TRY IT
Except for the pictures, reproduce the records word for word.

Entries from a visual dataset
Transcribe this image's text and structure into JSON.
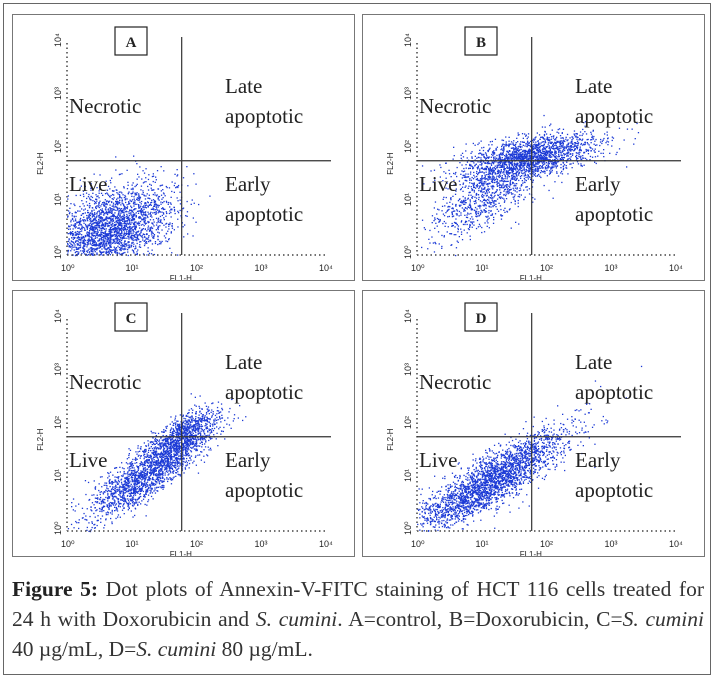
{
  "colors": {
    "dots": "#1d3bd6",
    "axes": "#444444",
    "frame": "#777777",
    "quad_lines": "#333333"
  },
  "caption": {
    "label": "Figure 5:",
    "part1": " Dot plots of Annexin-V-FITC staining of HCT 116 cells treated for 24 h with Doxorubicin and ",
    "species1": "S. cumini",
    "part2": ". A=control, B=Doxorubicin, C=",
    "species2": "S. cumini",
    "part3": " 40 µg/mL, D=",
    "species3": "S. cumini",
    "part4": " 80 µg/mL."
  },
  "chart_data": [
    {
      "type": "scatter",
      "panel_label": "A",
      "xlabel": "FL1-H",
      "ylabel": "FL2-H",
      "xscale": "log",
      "yscale": "log",
      "xlim": [
        1,
        10000
      ],
      "ylim": [
        1,
        10000
      ],
      "x_ticks": [
        "10⁰",
        "10¹",
        "10²",
        "10³",
        "10⁴"
      ],
      "y_ticks": [
        "10⁰",
        "10¹",
        "10²",
        "10³",
        "10⁴"
      ],
      "quadrant_gate": {
        "x": 60,
        "y": 60
      },
      "quadrants": {
        "upper_left": "Necrotic",
        "upper_right_1": "Late",
        "upper_right_2": "apoptotic",
        "lower_left": "Live",
        "lower_right_1": "Early",
        "lower_right_2": "apoptotic"
      },
      "population": {
        "center_log": [
          0.6,
          0.5
        ],
        "note": "dense cluster concentrated in lower-left (Live) quadrant"
      }
    },
    {
      "type": "scatter",
      "panel_label": "B",
      "xlabel": "FL1-H",
      "ylabel": "FL2-H",
      "xscale": "log",
      "yscale": "log",
      "xlim": [
        1,
        10000
      ],
      "ylim": [
        1,
        10000
      ],
      "x_ticks": [
        "10⁰",
        "10¹",
        "10²",
        "10³",
        "10⁴"
      ],
      "y_ticks": [
        "10⁰",
        "10¹",
        "10²",
        "10³",
        "10⁴"
      ],
      "quadrant_gate": {
        "x": 60,
        "y": 60
      },
      "quadrants": {
        "upper_left": "Necrotic",
        "upper_right_1": "Late",
        "upper_right_2": "apoptotic",
        "lower_left": "Live",
        "lower_right_1": "Early",
        "lower_right_2": "apoptotic"
      },
      "population": {
        "center_log": [
          1.8,
          1.8
        ],
        "note": "dense cluster centered on quadrant gate, spreading into Late apoptotic quadrant"
      }
    },
    {
      "type": "scatter",
      "panel_label": "C",
      "xlabel": "FL1-H",
      "ylabel": "FL2-H",
      "xscale": "log",
      "yscale": "log",
      "xlim": [
        1,
        10000
      ],
      "ylim": [
        1,
        10000
      ],
      "x_ticks": [
        "10⁰",
        "10¹",
        "10²",
        "10³",
        "10⁴"
      ],
      "y_ticks": [
        "10⁰",
        "10¹",
        "10²",
        "10³",
        "10⁴"
      ],
      "quadrant_gate": {
        "x": 60,
        "y": 60
      },
      "quadrants": {
        "upper_left": "Necrotic",
        "upper_right_1": "Late",
        "upper_right_2": "apoptotic",
        "lower_left": "Live",
        "lower_right_1": "Early",
        "lower_right_2": "apoptotic"
      },
      "population": {
        "center_log": [
          1.2,
          1.1
        ],
        "note": "diagonal population from Live quadrant toward gate"
      }
    },
    {
      "type": "scatter",
      "panel_label": "D",
      "xlabel": "FL1-H",
      "ylabel": "FL2-H",
      "xscale": "log",
      "yscale": "log",
      "xlim": [
        1,
        10000
      ],
      "ylim": [
        1,
        10000
      ],
      "x_ticks": [
        "10⁰",
        "10¹",
        "10²",
        "10³",
        "10⁴"
      ],
      "y_ticks": [
        "10⁰",
        "10¹",
        "10²",
        "10³",
        "10⁴"
      ],
      "quadrant_gate": {
        "x": 60,
        "y": 60
      },
      "quadrants": {
        "upper_left": "Necrotic",
        "upper_right_1": "Late",
        "upper_right_2": "apoptotic",
        "lower_left": "Live",
        "lower_right_1": "Early",
        "lower_right_2": "apoptotic"
      },
      "population": {
        "center_log": [
          1.1,
          0.9
        ],
        "note": "broad diagonal population in Live and Early apoptotic quadrants"
      }
    }
  ]
}
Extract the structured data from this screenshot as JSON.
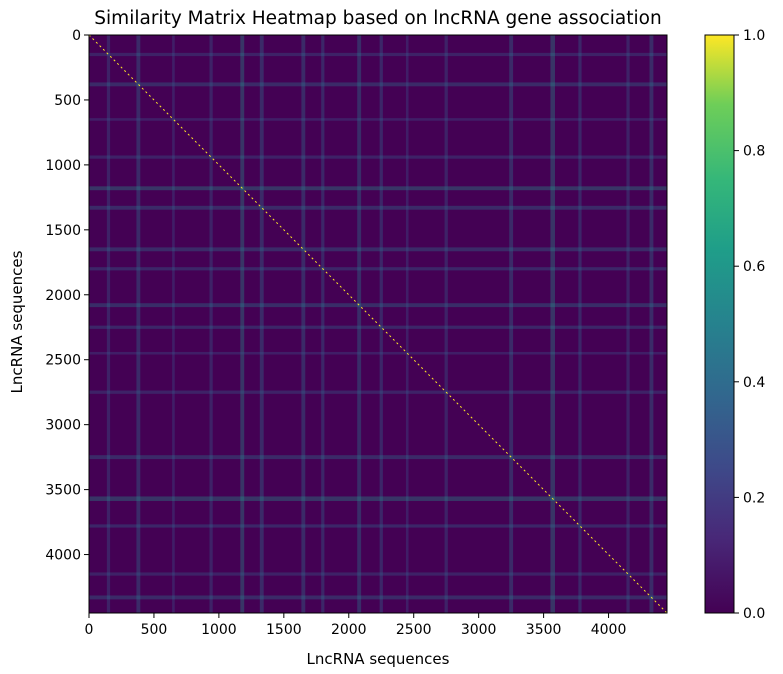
{
  "chart_data": {
    "type": "heatmap",
    "title": "Similarity Matrix Heatmap based on lncRNA gene association",
    "xlabel": "LncRNA sequences",
    "ylabel": "LncRNA sequences",
    "matrix_size": 4450,
    "xlim": [
      0,
      4450
    ],
    "ylim": [
      4450,
      0
    ],
    "x_ticks": [
      0,
      500,
      1000,
      1500,
      2000,
      2500,
      3000,
      3500,
      4000
    ],
    "y_ticks": [
      0,
      500,
      1000,
      1500,
      2000,
      2500,
      3000,
      3500,
      4000
    ],
    "colormap": "viridis",
    "colorbar": {
      "range": [
        0.0,
        1.0
      ],
      "ticks": [
        "0.0",
        "0.2",
        "0.4",
        "0.6",
        "0.8",
        "1.0"
      ]
    },
    "background_value": 0.0,
    "diagonal_value": 1.0,
    "bright_bands": [
      {
        "center": 150,
        "width": 25,
        "strength": 0.35
      },
      {
        "center": 380,
        "width": 30,
        "strength": 0.45
      },
      {
        "center": 650,
        "width": 20,
        "strength": 0.3
      },
      {
        "center": 940,
        "width": 25,
        "strength": 0.35
      },
      {
        "center": 1180,
        "width": 30,
        "strength": 0.6
      },
      {
        "center": 1330,
        "width": 30,
        "strength": 0.45
      },
      {
        "center": 1650,
        "width": 30,
        "strength": 0.45
      },
      {
        "center": 1800,
        "width": 25,
        "strength": 0.4
      },
      {
        "center": 2080,
        "width": 30,
        "strength": 0.5
      },
      {
        "center": 2250,
        "width": 25,
        "strength": 0.4
      },
      {
        "center": 2450,
        "width": 20,
        "strength": 0.3
      },
      {
        "center": 2750,
        "width": 25,
        "strength": 0.35
      },
      {
        "center": 3250,
        "width": 30,
        "strength": 0.45
      },
      {
        "center": 3570,
        "width": 35,
        "strength": 0.6
      },
      {
        "center": 3780,
        "width": 25,
        "strength": 0.4
      },
      {
        "center": 4150,
        "width": 25,
        "strength": 0.35
      },
      {
        "center": 4330,
        "width": 30,
        "strength": 0.45
      }
    ]
  }
}
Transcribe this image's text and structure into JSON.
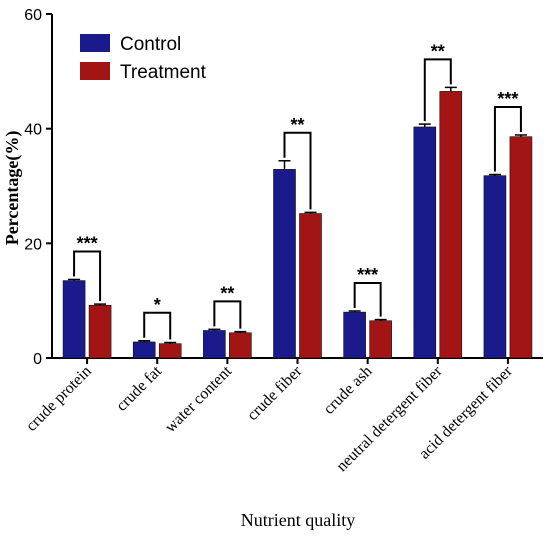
{
  "chart_data": {
    "type": "bar",
    "xlabel": "Nutrient quality",
    "ylabel": "Percentage(%)",
    "ylim": [
      0,
      60
    ],
    "yticks": [
      "0",
      "20",
      "40",
      "60"
    ],
    "categories": [
      "crude protein",
      "crude fat",
      "water content",
      "crude fiber",
      "crude ash",
      "neutral detergent fiber",
      "acid detergent fiber"
    ],
    "series": [
      {
        "name": "Control",
        "color": "#1a1a8c",
        "values": [
          13.5,
          2.8,
          4.8,
          32.9,
          8.0,
          40.3,
          31.8
        ],
        "errors": [
          0.2,
          0.2,
          0.2,
          1.5,
          0.2,
          0.5,
          0.2
        ]
      },
      {
        "name": "Treatment",
        "color": "#a31515",
        "values": [
          9.2,
          2.5,
          4.4,
          25.2,
          6.5,
          46.5,
          38.6
        ],
        "errors": [
          0.2,
          0.2,
          0.2,
          0.2,
          0.2,
          0.7,
          0.3
        ]
      }
    ],
    "significance": [
      "***",
      "*",
      "**",
      "**",
      "***",
      "**",
      "***"
    ],
    "legend_position": "top-left"
  }
}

THE COMPLETED TASK
Transcribe this image's text and structure into JSON.
{
  "colors": {
    "dots": "#1d3bd6",
    "axes": "#444444",
    "frame": "#777777",
    "quad_lines": "#333333"
  },
  "caption": {
    "label": "Figure 5:",
    "part1": " Dot plots of Annexin-V-FITC staining of HCT 116 cells treated for 24 h with Doxorubicin and ",
    "species1": "S. cumini",
    "part2": ". A=control, B=Doxorubicin, C=",
    "species2": "S. cumini",
    "part3": " 40 µg/mL, D=",
    "species3": "S. cumini",
    "part4": " 80 µg/mL."
  },
  "chart_data": [
    {
      "type": "scatter",
      "panel_label": "A",
      "xlabel": "FL1-H",
      "ylabel": "FL2-H",
      "xscale": "log",
      "yscale": "log",
      "xlim": [
        1,
        10000
      ],
      "ylim": [
        1,
        10000
      ],
      "x_ticks": [
        "10⁰",
        "10¹",
        "10²",
        "10³",
        "10⁴"
      ],
      "y_ticks": [
        "10⁰",
        "10¹",
        "10²",
        "10³",
        "10⁴"
      ],
      "quadrant_gate": {
        "x": 60,
        "y": 60
      },
      "quadrants": {
        "upper_left": "Necrotic",
        "upper_right_1": "Late",
        "upper_right_2": "apoptotic",
        "lower_left": "Live",
        "lower_right_1": "Early",
        "lower_right_2": "apoptotic"
      },
      "population": {
        "center_log": [
          0.6,
          0.5
        ],
        "note": "dense cluster concentrated in lower-left (Live) quadrant"
      }
    },
    {
      "type": "scatter",
      "panel_label": "B",
      "xlabel": "FL1-H",
      "ylabel": "FL2-H",
      "xscale": "log",
      "yscale": "log",
      "xlim": [
        1,
        10000
      ],
      "ylim": [
        1,
        10000
      ],
      "x_ticks": [
        "10⁰",
        "10¹",
        "10²",
        "10³",
        "10⁴"
      ],
      "y_ticks": [
        "10⁰",
        "10¹",
        "10²",
        "10³",
        "10⁴"
      ],
      "quadrant_gate": {
        "x": 60,
        "y": 60
      },
      "quadrants": {
        "upper_left": "Necrotic",
        "upper_right_1": "Late",
        "upper_right_2": "apoptotic",
        "lower_left": "Live",
        "lower_right_1": "Early",
        "lower_right_2": "apoptotic"
      },
      "population": {
        "center_log": [
          1.8,
          1.8
        ],
        "note": "dense cluster centered on quadrant gate, spreading into Late apoptotic quadrant"
      }
    },
    {
      "type": "scatter",
      "panel_label": "C",
      "xlabel": "FL1-H",
      "ylabel": "FL2-H",
      "xscale": "log",
      "yscale": "log",
      "xlim": [
        1,
        10000
      ],
      "ylim": [
        1,
        10000
      ],
      "x_ticks": [
        "10⁰",
        "10¹",
        "10²",
        "10³",
        "10⁴"
      ],
      "y_ticks": [
        "10⁰",
        "10¹",
        "10²",
        "10³",
        "10⁴"
      ],
      "quadrant_gate": {
        "x": 60,
        "y": 60
      },
      "quadrants": {
        "upper_left": "Necrotic",
        "upper_right_1": "Late",
        "upper_right_2": "apoptotic",
        "lower_left": "Live",
        "lower_right_1": "Early",
        "lower_right_2": "apoptotic"
      },
      "population": {
        "center_log": [
          1.2,
          1.1
        ],
        "note": "diagonal population from Live quadrant toward gate"
      }
    },
    {
      "type": "scatter",
      "panel_label": "D",
      "xlabel": "FL1-H",
      "ylabel": "FL2-H",
      "xscale": "log",
      "yscale": "log",
      "xlim": [
        1,
        10000
      ],
      "ylim": [
        1,
        10000
      ],
      "x_ticks": [
        "10⁰",
        "10¹",
        "10²",
        "10³",
        "10⁴"
      ],
      "y_ticks": [
        "10⁰",
        "10¹",
        "10²",
        "10³",
        "10⁴"
      ],
      "quadrant_gate": {
        "x": 60,
        "y": 60
      },
      "quadrants": {
        "upper_left": "Necrotic",
        "upper_right_1": "Late",
        "upper_right_2": "apoptotic",
        "lower_left": "Live",
        "lower_right_1": "Early",
        "lower_right_2": "apoptotic"
      },
      "population": {
        "center_log": [
          1.1,
          0.9
        ],
        "note": "broad diagonal population in Live and Early apoptotic quadrants"
      }
    }
  ]
}
Extract the structured data from this screenshot as JSON.
{
  "chart_data": {
    "type": "heatmap",
    "title": "Similarity Matrix Heatmap based on lncRNA gene association",
    "xlabel": "LncRNA sequences",
    "ylabel": "LncRNA sequences",
    "matrix_size": 4450,
    "xlim": [
      0,
      4450
    ],
    "ylim": [
      4450,
      0
    ],
    "x_ticks": [
      0,
      500,
      1000,
      1500,
      2000,
      2500,
      3000,
      3500,
      4000
    ],
    "y_ticks": [
      0,
      500,
      1000,
      1500,
      2000,
      2500,
      3000,
      3500,
      4000
    ],
    "colormap": "viridis",
    "colorbar": {
      "range": [
        0.0,
        1.0
      ],
      "ticks": [
        "0.0",
        "0.2",
        "0.4",
        "0.6",
        "0.8",
        "1.0"
      ]
    },
    "background_value": 0.0,
    "diagonal_value": 1.0,
    "bright_bands": [
      {
        "center": 150,
        "width": 25,
        "strength": 0.35
      },
      {
        "center": 380,
        "width": 30,
        "strength": 0.45
      },
      {
        "center": 650,
        "width": 20,
        "strength": 0.3
      },
      {
        "center": 940,
        "width": 25,
        "strength": 0.35
      },
      {
        "center": 1180,
        "width": 30,
        "strength": 0.6
      },
      {
        "center": 1330,
        "width": 30,
        "strength": 0.45
      },
      {
        "center": 1650,
        "width": 30,
        "strength": 0.45
      },
      {
        "center": 1800,
        "width": 25,
        "strength": 0.4
      },
      {
        "center": 2080,
        "width": 30,
        "strength": 0.5
      },
      {
        "center": 2250,
        "width": 25,
        "strength": 0.4
      },
      {
        "center": 2450,
        "width": 20,
        "strength": 0.3
      },
      {
        "center": 2750,
        "width": 25,
        "strength": 0.35
      },
      {
        "center": 3250,
        "width": 30,
        "strength": 0.45
      },
      {
        "center": 3570,
        "width": 35,
        "strength": 0.6
      },
      {
        "center": 3780,
        "width": 25,
        "strength": 0.4
      },
      {
        "center": 4150,
        "width": 25,
        "strength": 0.35
      },
      {
        "center": 4330,
        "width": 30,
        "strength": 0.45
      }
    ]
  }
}
Transcribe this image's text and structure into JSON.
{
  "chart_data": {
    "type": "bar",
    "xlabel": "Nutrient quality",
    "ylabel": "Percentage(%)",
    "ylim": [
      0,
      60
    ],
    "yticks": [
      "0",
      "20",
      "40",
      "60"
    ],
    "categories": [
      "crude protein",
      "crude fat",
      "water content",
      "crude fiber",
      "crude ash",
      "neutral detergent fiber",
      "acid detergent fiber"
    ],
    "series": [
      {
        "name": "Control",
        "color": "#1a1a8c",
        "values": [
          13.5,
          2.8,
          4.8,
          32.9,
          8.0,
          40.3,
          31.8
        ],
        "errors": [
          0.2,
          0.2,
          0.2,
          1.5,
          0.2,
          0.5,
          0.2
        ]
      },
      {
        "name": "Treatment",
        "color": "#a31515",
        "values": [
          9.2,
          2.5,
          4.4,
          25.2,
          6.5,
          46.5,
          38.6
        ],
        "errors": [
          0.2,
          0.2,
          0.2,
          0.2,
          0.2,
          0.7,
          0.3
        ]
      }
    ],
    "significance": [
      "***",
      "*",
      "**",
      "**",
      "***",
      "**",
      "***"
    ],
    "legend_position": "top-left"
  }
}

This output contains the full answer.